PROBLEM DETAILS: Do not copy the pictures; transcribe all other material exactly.

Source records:

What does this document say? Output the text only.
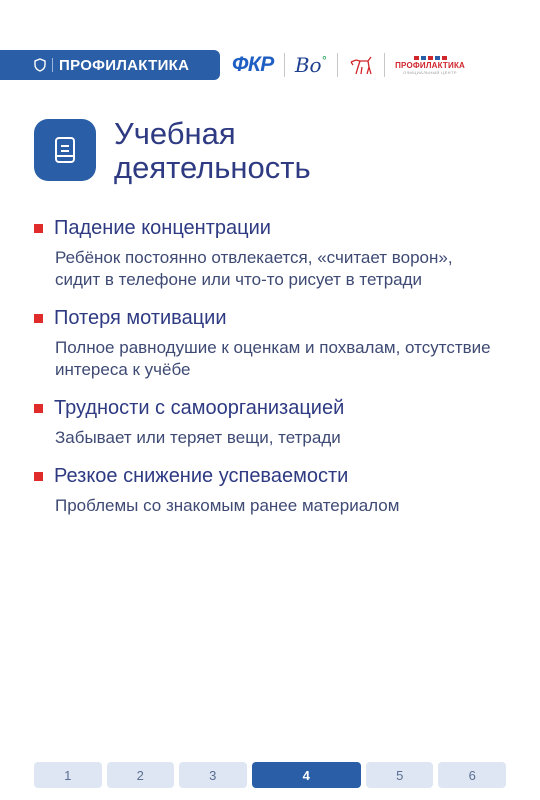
ПРОФИЛАКТИКА ФКР Во°	ПРОФИЛАКТИКА
ОФИЦИАЛЬНЫЙ ЦЕНТР
Учебная
деятельность
Падение концентрации

Ребёнок постоянно отвлекается, «считает ворон», сидит в телефоне или что-то рисует в тетради

Потеря мотивации

Полное равнодушие к оценкам и похвалам, отсутствие интереса к учёбе

Трудности с самоорганизацией

Забывает или теряет вещи, тетради

Резкое снижение успеваемости

Проблемы со знакомым ранее материалом

1	2	3	4	5	6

REPLY:
What does this document say? Output the text only.
ПРОФИЛАКТИКА ФКР Во°	ПРОФИЛАКТИКА
ОФИЦИАЛЬНЫЙ ЦЕНТР
Учебная
деятельность
Падение концентрации

Ребёнок постоянно отвлекается, «считает ворон», сидит в телефоне или что-то рисует в тетради

Потеря мотивации

Полное равнодушие к оценкам и похвалам, отсутствие интереса к учёбе

Трудности с самоорганизацией

Забывает или теряет вещи, тетради

Резкое снижение успеваемости

Проблемы со знакомым ранее материалом

1	2	3	4	5	6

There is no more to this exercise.